• Goal A:
Copy the part of the forum thread about speed signs from "As silversurfa quite" to "point to ponder?", word for word.

==== Excerpt ====

Beside the Speedometer. you also get round signs on poles at the side of the road telling you what the max speed is in dry and clear conditions. but of course you did not notice them. if your not paying attention to your driving , your not safe on the road.


----------



## Zebedee (Oct 3, 2007)

*Re: speeds*



silversurfa said:


> you also get round signs on poles at the side of the road telling you what the max speed is in dry and clear conditions. but of course you did not notice them. if your not paying attention to your driving , your not safe on the road.


This opens another can of worms. Why are speed warning signs so often placed within 5 yards of the exit to a roundabout? 8O

As silversurfa quite rightly says above (_though I don't think he meant it kindly in his context!!_) as you begin to exit a roundabout you are paying particular attention to your driving in case some cretin is trying to overtake or cut across lanes without a signal etc. etc. The last thing you need is an important warning sign precisely at the point of maximum concentration on the road itself, just where the idiots see a chance to shoot past a motorhome!

Then to make matters worse, there are no repeater signs for miles so you don't even know what the speed limit is for that stretch of road. :evil:

Just a point to ponder?


----------



## ksebruce (Nov 5, 2006)

==== Input data ====

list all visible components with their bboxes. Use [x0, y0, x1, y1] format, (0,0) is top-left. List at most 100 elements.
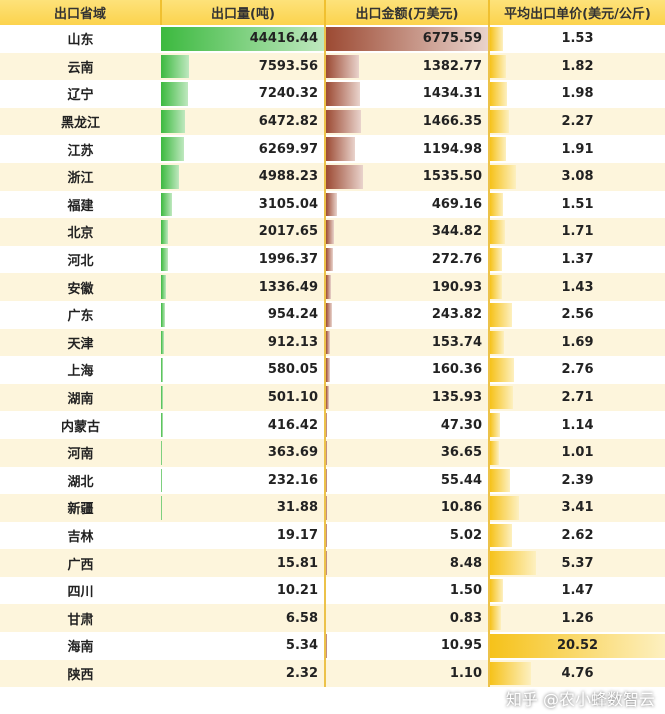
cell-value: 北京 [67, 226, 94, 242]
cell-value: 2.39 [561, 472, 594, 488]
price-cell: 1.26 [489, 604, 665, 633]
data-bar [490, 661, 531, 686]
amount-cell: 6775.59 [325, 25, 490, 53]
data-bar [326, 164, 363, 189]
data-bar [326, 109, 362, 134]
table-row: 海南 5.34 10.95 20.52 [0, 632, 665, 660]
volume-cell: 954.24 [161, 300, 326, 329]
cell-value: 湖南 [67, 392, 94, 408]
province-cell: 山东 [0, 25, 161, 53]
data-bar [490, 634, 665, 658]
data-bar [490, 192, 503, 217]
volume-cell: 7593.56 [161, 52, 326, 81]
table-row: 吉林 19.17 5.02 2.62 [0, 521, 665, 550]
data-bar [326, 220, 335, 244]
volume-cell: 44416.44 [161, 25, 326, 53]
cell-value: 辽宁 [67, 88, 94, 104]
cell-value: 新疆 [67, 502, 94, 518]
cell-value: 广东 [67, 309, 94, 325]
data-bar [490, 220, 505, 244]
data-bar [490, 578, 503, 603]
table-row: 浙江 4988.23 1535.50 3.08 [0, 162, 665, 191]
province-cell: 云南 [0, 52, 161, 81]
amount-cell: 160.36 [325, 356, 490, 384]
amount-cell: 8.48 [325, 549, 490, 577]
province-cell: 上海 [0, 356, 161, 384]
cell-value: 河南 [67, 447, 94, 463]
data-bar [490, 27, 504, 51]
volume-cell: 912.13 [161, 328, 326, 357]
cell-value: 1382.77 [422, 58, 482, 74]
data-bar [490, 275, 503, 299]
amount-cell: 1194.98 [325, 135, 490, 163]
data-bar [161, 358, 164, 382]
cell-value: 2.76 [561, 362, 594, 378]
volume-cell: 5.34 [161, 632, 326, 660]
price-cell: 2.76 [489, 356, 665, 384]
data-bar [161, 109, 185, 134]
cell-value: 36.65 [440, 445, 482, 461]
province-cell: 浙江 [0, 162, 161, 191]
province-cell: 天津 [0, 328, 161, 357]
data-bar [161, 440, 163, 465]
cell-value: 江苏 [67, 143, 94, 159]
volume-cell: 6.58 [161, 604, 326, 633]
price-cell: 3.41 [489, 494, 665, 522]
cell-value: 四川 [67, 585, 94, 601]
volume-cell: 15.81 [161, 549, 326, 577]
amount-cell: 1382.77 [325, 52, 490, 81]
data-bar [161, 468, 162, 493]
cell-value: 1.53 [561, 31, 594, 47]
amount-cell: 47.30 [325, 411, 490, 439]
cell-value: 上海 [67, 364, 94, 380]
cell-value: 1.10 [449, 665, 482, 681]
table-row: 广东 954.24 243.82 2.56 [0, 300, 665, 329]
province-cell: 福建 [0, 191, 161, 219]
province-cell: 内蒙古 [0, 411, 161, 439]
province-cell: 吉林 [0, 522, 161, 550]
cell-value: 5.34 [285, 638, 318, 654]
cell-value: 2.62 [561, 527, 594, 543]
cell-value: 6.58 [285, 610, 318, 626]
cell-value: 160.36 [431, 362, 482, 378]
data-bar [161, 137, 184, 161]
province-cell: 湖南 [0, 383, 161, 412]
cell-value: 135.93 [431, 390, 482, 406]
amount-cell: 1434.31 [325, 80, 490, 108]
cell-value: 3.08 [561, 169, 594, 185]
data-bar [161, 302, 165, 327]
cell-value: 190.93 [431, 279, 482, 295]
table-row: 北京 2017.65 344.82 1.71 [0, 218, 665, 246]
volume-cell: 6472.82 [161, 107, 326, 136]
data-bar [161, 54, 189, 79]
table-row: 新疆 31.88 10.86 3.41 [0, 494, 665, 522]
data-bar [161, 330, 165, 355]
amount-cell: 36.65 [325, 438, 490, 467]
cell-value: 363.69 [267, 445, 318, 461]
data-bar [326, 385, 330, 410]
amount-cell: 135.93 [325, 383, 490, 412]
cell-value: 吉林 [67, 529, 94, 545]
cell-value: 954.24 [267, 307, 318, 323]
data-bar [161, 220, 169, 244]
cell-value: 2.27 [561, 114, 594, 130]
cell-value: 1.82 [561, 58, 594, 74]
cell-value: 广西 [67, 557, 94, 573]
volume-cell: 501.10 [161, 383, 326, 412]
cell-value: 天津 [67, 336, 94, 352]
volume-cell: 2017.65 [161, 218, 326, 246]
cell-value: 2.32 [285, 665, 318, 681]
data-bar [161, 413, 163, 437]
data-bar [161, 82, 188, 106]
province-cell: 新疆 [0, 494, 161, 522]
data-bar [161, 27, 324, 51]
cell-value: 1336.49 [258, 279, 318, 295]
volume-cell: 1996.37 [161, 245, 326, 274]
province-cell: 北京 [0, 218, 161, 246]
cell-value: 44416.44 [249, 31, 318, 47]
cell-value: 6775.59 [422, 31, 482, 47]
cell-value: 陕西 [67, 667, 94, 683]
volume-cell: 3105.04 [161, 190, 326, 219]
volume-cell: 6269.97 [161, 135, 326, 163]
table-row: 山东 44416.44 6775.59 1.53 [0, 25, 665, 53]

====
==== Input data ====

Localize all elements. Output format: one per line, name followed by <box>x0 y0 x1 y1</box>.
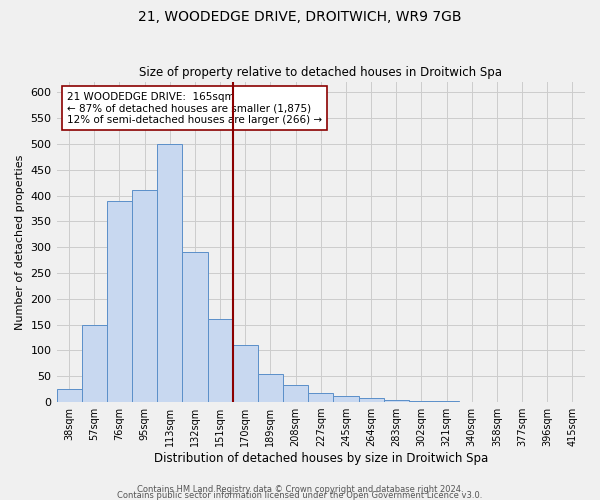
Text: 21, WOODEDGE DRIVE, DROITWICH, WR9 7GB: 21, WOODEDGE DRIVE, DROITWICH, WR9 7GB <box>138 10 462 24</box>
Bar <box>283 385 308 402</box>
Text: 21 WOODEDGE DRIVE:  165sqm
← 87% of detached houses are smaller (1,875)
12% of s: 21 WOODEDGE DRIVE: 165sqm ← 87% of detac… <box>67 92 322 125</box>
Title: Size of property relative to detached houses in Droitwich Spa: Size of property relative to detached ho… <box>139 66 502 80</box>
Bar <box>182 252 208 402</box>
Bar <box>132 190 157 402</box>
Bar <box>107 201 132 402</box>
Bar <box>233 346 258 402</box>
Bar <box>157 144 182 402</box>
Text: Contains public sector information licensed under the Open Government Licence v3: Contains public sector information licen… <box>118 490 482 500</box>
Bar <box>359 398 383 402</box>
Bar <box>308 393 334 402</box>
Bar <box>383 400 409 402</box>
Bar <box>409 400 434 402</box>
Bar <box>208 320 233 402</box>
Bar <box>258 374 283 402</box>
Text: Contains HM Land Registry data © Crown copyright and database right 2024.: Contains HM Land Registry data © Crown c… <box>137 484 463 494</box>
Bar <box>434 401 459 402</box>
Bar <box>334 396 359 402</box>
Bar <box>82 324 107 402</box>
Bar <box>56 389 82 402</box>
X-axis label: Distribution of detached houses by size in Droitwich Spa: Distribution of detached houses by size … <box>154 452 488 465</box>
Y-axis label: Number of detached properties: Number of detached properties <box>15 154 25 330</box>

====

• Goal B:
From the records, write out the lines from the line with "Text: 21, WOODEDGE" to the line with "12% of s: 21", both included, unchanged.

• Exercise result A:
As silversurfa quite rightly says above (_though I don't think he meant it kindly in his context!!_) as you begin to exit a roundabout you are paying particular attention to your driving in case some cretin is trying to overtake or cut across lanes without a signal etc. etc. The last thing you need is an important warning sign precisely at the point of maximum concentration on the road itself, just where the idiots see a chance to shoot past a motorhome!

Then to make matters worse, there are no repeater signs for miles so you don't even know what the speed limit is for that stretch of road. :evil:

Just a point to ponder?

• Exercise result B:
Text: 21, WOODEDGE DRIVE, DROITWICH, WR9 7GB: 21, WOODEDGE DRIVE, DROITWICH, WR9 7GB <box>138 10 462 24</box>
Bar <box>283 385 308 402</box>
Text: 21 WOODEDGE DRIVE:  165sqm
← 87% of detached houses are smaller (1,875)
12% of s: 21 WOODEDGE DRIVE: 165sqm ← 87% of detac… <box>67 92 322 125</box>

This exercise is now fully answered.